» **Exercise**
Copy the data exactly as it appears, and do not include any pictures.
[Start of Data in this exercise]
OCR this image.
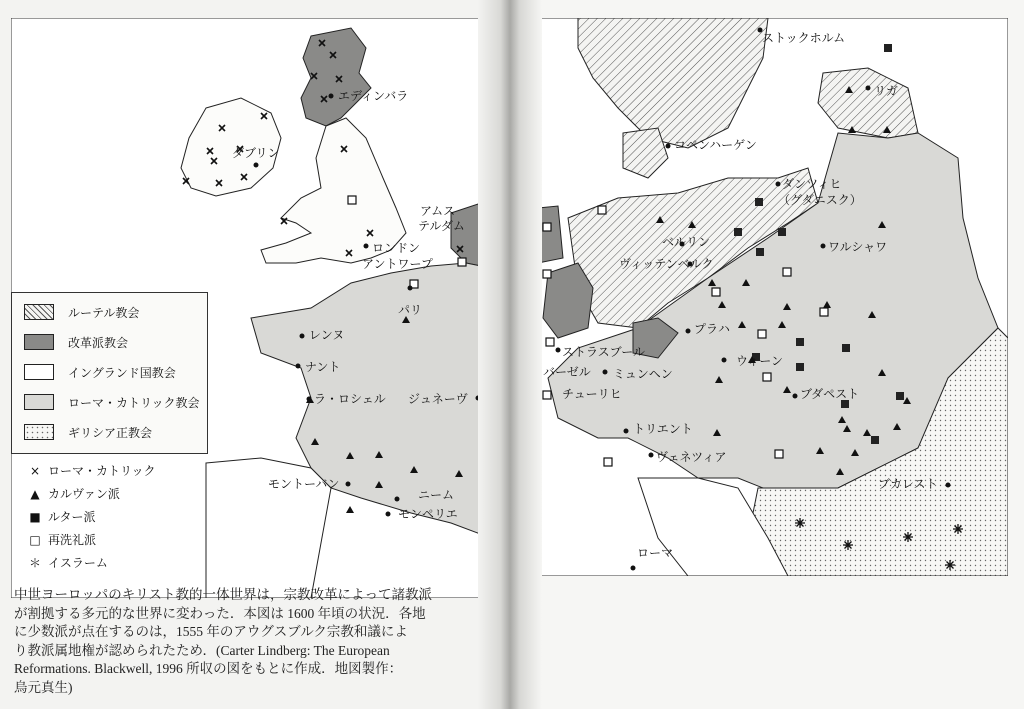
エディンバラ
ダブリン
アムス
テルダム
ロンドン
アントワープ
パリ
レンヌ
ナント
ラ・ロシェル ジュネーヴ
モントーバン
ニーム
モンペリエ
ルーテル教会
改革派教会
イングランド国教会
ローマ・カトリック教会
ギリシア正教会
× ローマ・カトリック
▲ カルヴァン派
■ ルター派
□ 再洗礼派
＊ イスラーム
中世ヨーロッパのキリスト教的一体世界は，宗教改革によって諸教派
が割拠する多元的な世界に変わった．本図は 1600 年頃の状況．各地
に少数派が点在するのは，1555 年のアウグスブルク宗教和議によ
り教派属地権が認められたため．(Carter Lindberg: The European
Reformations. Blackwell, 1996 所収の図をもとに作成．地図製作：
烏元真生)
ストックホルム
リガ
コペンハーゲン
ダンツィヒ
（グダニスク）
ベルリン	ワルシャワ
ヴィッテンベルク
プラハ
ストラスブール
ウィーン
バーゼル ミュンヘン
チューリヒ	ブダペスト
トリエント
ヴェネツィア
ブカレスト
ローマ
[End of Data in this exercise]
» **Expected output**
OCR this image.
エディンバラ
ダブリン
アムス
テルダム
ロンドン
アントワープ
パリ
レンヌ
ナント
ラ・ロシェル ジュネーヴ
モントーバン
ニーム
モンペリエ
ルーテル教会
改革派教会
イングランド国教会
ローマ・カトリック教会
ギリシア正教会
× ローマ・カトリック
▲ カルヴァン派
■ ルター派
□ 再洗礼派
＊ イスラーム
中世ヨーロッパのキリスト教的一体世界は，宗教改革によって諸教派
が割拠する多元的な世界に変わった．本図は 1600 年頃の状況．各地
に少数派が点在するのは，1555 年のアウグスブルク宗教和議によ
り教派属地権が認められたため．(Carter Lindberg: The European
Reformations. Blackwell, 1996 所収の図をもとに作成．地図製作：
烏元真生)
ストックホルム
リガ
コペンハーゲン
ダンツィヒ
（グダニスク）
ベルリン	ワルシャワ
ヴィッテンベルク
プラハ
ストラスブール
ウィーン
バーゼル ミュンヘン
チューリヒ	ブダペスト
トリエント
ヴェネツィア
ブカレスト
ローマ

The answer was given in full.